What needs to be done: Check every line of the entries below for the word "view", and copy the ones that have it.
____________________
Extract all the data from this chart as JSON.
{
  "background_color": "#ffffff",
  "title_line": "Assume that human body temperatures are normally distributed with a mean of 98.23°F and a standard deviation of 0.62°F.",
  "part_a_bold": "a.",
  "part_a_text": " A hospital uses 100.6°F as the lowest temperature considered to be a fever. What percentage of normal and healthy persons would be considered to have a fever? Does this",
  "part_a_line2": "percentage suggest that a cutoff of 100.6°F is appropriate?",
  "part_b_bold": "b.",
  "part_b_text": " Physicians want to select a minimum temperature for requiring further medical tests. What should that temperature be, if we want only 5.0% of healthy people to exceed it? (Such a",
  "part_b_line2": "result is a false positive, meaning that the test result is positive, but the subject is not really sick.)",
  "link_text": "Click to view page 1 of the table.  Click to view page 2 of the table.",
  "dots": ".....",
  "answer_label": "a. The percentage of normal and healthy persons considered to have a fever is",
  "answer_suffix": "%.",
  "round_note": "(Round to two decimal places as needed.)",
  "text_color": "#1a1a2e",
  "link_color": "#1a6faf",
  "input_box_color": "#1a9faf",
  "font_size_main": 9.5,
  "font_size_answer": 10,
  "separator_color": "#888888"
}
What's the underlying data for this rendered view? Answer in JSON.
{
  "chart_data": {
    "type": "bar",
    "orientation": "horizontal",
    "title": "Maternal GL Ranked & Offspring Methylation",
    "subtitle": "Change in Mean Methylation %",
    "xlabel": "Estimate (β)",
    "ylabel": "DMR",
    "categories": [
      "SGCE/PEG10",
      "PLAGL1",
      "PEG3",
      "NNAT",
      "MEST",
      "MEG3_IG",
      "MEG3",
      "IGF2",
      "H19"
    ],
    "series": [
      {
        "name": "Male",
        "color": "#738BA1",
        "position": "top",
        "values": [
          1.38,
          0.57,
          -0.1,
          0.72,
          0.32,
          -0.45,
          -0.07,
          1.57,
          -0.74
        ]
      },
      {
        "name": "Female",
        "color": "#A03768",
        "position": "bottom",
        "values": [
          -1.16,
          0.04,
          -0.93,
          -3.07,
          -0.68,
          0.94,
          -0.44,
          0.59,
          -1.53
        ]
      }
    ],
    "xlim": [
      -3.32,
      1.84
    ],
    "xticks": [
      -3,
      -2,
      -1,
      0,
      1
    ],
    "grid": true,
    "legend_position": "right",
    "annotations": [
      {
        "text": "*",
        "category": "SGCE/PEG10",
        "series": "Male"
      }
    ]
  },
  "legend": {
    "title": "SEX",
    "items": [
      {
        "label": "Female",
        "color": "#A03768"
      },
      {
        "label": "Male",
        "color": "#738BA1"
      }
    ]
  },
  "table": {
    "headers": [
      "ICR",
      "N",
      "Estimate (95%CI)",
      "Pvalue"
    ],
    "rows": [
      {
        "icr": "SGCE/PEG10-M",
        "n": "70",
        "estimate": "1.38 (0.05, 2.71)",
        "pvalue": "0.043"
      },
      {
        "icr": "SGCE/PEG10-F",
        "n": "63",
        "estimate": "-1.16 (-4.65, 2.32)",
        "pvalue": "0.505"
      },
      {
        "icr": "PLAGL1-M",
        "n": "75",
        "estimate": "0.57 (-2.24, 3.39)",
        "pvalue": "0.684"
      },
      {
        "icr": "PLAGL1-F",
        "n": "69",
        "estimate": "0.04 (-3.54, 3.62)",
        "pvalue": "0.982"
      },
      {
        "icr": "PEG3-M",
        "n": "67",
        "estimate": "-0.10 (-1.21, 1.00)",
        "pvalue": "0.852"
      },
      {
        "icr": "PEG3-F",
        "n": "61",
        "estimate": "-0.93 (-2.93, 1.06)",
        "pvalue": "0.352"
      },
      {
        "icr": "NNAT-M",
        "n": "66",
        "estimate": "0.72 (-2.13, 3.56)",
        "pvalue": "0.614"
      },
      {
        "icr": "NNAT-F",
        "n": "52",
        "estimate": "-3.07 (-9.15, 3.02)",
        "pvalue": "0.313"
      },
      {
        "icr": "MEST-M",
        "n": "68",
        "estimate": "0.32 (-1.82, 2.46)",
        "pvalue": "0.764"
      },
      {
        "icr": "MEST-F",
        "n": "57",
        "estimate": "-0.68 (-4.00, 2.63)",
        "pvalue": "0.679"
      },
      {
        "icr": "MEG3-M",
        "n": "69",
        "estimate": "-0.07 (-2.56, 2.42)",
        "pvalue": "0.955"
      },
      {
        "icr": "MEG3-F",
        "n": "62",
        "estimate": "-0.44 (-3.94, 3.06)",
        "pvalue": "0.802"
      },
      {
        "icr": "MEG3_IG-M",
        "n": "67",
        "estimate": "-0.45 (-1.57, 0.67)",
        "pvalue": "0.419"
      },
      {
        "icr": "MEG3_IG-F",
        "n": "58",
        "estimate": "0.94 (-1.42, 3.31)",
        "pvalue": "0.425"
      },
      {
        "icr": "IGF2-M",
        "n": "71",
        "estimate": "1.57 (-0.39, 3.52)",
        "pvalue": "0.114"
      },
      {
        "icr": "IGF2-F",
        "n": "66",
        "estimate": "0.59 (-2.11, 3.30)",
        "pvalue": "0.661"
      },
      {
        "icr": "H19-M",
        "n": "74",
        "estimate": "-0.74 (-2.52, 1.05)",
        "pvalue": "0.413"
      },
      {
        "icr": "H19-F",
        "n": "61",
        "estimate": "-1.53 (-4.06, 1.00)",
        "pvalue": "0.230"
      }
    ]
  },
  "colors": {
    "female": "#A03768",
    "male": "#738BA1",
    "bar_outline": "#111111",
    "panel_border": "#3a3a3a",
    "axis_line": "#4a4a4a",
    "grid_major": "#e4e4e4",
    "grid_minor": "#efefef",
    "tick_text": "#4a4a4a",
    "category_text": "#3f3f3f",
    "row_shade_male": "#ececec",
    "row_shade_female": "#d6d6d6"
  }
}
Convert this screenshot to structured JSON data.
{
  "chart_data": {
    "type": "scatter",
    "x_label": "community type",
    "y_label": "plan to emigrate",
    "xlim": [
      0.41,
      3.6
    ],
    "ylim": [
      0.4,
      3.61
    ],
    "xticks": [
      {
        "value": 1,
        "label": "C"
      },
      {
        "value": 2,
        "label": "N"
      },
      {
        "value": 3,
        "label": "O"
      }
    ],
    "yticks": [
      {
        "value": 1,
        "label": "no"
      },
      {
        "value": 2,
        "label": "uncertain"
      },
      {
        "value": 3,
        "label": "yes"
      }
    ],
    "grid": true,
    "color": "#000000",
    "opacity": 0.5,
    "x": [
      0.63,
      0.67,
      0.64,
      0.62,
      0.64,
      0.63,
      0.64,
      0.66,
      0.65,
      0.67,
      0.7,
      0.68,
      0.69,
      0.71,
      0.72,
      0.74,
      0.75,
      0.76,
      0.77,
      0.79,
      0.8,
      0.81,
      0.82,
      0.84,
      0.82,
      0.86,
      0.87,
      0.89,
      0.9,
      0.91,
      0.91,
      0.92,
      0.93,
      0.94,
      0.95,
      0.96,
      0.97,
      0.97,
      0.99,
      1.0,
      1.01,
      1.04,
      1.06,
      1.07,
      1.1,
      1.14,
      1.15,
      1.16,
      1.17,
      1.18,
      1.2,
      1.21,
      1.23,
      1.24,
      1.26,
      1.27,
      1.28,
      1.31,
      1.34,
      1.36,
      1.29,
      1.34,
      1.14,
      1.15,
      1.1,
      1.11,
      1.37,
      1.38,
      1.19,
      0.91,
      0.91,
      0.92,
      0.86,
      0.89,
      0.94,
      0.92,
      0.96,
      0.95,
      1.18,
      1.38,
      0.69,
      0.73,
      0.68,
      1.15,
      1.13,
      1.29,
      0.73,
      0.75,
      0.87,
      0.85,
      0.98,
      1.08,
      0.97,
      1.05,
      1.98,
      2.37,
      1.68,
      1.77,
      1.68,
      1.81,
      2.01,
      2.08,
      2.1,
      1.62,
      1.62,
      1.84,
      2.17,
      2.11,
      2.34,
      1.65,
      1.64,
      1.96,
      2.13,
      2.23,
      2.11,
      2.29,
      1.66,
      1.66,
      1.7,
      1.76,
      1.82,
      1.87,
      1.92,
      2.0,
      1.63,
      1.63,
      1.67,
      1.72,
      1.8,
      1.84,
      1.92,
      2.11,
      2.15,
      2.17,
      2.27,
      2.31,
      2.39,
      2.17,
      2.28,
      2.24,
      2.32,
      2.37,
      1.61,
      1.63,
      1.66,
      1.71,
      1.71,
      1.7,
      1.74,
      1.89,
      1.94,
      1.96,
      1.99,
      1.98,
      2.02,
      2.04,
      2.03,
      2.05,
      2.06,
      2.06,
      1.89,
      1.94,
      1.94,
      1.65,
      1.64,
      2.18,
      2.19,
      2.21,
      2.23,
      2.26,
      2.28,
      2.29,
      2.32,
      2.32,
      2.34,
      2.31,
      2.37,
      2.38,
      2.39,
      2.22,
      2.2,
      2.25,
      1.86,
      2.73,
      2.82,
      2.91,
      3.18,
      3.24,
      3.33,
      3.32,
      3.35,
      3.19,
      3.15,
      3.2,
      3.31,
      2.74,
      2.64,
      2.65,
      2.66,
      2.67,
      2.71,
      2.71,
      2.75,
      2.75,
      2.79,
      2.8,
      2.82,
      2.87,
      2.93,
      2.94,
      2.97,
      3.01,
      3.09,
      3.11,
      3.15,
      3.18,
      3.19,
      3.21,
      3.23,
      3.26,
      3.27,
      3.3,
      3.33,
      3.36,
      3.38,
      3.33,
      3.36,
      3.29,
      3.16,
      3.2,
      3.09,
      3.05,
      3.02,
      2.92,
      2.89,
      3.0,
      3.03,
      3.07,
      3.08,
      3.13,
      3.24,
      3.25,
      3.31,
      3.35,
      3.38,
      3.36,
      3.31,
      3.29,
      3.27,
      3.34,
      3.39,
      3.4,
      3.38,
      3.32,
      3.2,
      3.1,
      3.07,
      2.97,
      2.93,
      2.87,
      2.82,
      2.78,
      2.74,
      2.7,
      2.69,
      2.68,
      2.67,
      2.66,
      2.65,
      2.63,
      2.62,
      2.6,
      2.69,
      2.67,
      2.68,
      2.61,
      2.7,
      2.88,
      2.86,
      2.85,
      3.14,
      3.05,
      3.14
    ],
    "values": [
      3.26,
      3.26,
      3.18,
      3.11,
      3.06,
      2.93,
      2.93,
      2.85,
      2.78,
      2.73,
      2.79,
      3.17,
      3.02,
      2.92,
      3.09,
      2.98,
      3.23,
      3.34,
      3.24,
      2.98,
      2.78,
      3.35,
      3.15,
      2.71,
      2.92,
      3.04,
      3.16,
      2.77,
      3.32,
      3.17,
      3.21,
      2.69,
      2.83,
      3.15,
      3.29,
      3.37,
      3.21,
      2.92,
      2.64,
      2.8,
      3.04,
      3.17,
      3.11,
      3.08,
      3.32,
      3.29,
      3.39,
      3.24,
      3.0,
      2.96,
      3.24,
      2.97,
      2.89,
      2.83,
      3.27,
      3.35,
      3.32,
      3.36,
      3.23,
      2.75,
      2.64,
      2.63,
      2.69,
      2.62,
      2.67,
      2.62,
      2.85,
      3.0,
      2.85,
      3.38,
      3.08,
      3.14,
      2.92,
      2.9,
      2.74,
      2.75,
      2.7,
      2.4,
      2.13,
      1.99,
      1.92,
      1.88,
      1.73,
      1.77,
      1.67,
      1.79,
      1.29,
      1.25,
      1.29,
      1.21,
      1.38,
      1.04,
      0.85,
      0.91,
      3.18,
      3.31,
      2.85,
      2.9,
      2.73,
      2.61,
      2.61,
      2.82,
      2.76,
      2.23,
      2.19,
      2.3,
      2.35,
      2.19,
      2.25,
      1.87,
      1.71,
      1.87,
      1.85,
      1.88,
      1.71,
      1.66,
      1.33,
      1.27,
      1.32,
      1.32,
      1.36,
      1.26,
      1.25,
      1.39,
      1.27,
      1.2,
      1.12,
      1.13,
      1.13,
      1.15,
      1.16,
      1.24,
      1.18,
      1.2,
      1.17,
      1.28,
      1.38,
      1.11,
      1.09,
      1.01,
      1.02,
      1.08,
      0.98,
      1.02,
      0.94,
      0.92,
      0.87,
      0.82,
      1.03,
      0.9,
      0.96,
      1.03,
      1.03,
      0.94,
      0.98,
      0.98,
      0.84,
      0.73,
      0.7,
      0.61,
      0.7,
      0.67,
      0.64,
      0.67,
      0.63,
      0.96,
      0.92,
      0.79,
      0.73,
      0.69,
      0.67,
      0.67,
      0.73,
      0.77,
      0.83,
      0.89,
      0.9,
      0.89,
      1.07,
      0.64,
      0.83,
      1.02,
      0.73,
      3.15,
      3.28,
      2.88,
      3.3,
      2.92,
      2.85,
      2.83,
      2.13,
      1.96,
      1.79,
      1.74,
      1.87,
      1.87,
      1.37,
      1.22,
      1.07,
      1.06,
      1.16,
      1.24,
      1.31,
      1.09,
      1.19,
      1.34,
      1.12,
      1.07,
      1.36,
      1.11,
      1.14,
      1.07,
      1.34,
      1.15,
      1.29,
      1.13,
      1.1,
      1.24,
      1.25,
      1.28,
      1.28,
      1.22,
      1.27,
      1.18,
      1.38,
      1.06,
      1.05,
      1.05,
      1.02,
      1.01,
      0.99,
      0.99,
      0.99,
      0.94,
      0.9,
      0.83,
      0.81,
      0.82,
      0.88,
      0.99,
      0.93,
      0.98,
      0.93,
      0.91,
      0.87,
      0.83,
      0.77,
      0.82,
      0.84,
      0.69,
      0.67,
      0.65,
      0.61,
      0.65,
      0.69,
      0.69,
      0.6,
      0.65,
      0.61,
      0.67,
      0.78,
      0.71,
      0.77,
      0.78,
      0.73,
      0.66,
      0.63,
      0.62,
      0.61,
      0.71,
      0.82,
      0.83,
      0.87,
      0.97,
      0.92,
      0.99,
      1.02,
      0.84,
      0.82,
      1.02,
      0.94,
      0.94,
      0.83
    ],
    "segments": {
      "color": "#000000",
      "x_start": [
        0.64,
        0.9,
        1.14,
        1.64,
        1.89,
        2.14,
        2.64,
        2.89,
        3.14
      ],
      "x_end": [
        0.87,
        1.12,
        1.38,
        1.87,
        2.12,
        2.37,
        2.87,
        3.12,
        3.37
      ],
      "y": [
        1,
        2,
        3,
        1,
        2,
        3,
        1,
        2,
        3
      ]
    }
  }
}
____________________
Written answer:
  "link_text": "Click to view page 1 of the table.  Click to view page 2 of the table.",
What's the underlying data for this rendered view? Answer in JSON.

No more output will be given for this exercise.